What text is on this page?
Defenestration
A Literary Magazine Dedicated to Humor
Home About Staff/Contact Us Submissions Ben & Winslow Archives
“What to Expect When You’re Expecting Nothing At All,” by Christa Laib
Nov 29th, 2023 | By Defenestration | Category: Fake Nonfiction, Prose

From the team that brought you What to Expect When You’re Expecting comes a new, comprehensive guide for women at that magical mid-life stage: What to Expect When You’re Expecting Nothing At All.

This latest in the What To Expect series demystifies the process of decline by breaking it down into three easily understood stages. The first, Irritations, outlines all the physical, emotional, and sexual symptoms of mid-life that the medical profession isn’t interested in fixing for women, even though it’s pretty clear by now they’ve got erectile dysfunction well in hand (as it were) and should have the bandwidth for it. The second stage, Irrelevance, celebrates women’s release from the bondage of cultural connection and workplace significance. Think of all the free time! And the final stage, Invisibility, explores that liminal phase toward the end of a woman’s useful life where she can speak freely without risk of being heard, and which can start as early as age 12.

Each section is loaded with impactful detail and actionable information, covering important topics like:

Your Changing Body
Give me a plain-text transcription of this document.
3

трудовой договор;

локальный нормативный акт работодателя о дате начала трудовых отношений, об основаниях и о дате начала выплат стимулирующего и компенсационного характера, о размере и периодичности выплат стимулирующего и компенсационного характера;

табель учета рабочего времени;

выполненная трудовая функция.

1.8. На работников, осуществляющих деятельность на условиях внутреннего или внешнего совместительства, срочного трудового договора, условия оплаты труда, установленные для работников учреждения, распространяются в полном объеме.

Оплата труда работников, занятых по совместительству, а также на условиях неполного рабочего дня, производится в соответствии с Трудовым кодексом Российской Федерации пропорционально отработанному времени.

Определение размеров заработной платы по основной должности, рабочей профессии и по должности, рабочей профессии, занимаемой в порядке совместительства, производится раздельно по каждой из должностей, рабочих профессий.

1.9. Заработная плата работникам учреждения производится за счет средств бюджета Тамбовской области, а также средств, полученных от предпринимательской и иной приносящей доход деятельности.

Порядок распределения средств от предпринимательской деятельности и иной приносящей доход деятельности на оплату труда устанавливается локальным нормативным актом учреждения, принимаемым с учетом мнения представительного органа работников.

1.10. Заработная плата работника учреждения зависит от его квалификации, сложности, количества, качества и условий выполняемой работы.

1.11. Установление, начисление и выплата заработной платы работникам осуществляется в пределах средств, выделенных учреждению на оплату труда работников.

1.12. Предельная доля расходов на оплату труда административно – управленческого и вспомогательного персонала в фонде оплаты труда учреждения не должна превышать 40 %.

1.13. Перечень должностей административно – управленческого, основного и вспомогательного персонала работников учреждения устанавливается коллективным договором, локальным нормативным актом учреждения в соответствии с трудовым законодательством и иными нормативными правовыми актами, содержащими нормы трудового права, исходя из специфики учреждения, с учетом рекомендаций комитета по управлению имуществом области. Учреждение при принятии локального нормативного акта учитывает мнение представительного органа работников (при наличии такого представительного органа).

* _TASK DESCRIPTION_
Restate all of the entries exactly, please.

* _RESPONSE TO THIS EXERCISE_
What text is on this page?
Defenestration
A Literary Magazine Dedicated to Humor
Home About Staff/Contact Us Submissions Ben & Winslow Archives
“What to Expect When You’re Expecting Nothing At All,” by Christa Laib
Nov 29th, 2023 | By Defenestration | Category: Fake Nonfiction, Prose

From the team that brought you What to Expect When You’re Expecting comes a new, comprehensive guide for women at that magical mid-life stage: What to Expect When You’re Expecting Nothing At All.

This latest in the What To Expect series demystifies the process of decline by breaking it down into three easily understood stages. The first, Irritations, outlines all the physical, emotional, and sexual symptoms of mid-life that the medical profession isn’t interested in fixing for women, even though it’s pretty clear by now they’ve got erectile dysfunction well in hand (as it were) and should have the bandwidth for it. The second stage, Irrelevance, celebrates women’s release from the bondage of cultural connection and workplace significance. Think of all the free time! And the final stage, Invisibility, explores that liminal phase toward the end of a woman’s useful life where she can speak freely without risk of being heard, and which can start as early as age 12.

Each section is loaded with impactful detail and actionable information, covering important topics like:

Your Changing Body
Give me a plain-text transcription of this document.
3

трудовой договор;

локальный нормативный акт работодателя о дате начала трудовых отношений, об основаниях и о дате начала выплат стимулирующего и компенсационного характера, о размере и периодичности выплат стимулирующего и компенсационного характера;

табель учета рабочего времени;

выполненная трудовая функция.

1.8. На работников, осуществляющих деятельность на условиях внутреннего или внешнего совместительства, срочного трудового договора, условия оплаты труда, установленные для работников учреждения, распространяются в полном объеме.

Оплата труда работников, занятых по совместительству, а также на условиях неполного рабочего дня, производится в соответствии с Трудовым кодексом Российской Федерации пропорционально отработанному времени.

Определение размеров заработной платы по основной должности, рабочей профессии и по должности, рабочей профессии, занимаемой в порядке совместительства, производится раздельно по каждой из должностей, рабочих профессий.

1.9. Заработная плата работникам учреждения производится за счет средств бюджета Тамбовской области, а также средств, полученных от предпринимательской и иной приносящей доход деятельности.

Порядок распределения средств от предпринимательской деятельности и иной приносящей доход деятельности на оплату труда устанавливается локальным нормативным актом учреждения, принимаемым с учетом мнения представительного органа работников.

1.10. Заработная плата работника учреждения зависит от его квалификации, сложности, количества, качества и условий выполняемой работы.

1.11. Установление, начисление и выплата заработной платы работникам осуществляется в пределах средств, выделенных учреждению на оплату труда работников.

1.12. Предельная доля расходов на оплату труда административно – управленческого и вспомогательного персонала в фонде оплаты труда учреждения не должна превышать 40 %.

1.13. Перечень должностей административно – управленческого, основного и вспомогательного персонала работников учреждения устанавливается коллективным договором, локальным нормативным актом учреждения в соответствии с трудовым законодательством и иными нормативными правовыми актами, содержащими нормы трудового права, исходя из специфики учреждения, с учетом рекомендаций комитета по управлению имуществом области. Учреждение при принятии локального нормативного акта учитывает мнение представительного органа работников (при наличии такого представительного органа).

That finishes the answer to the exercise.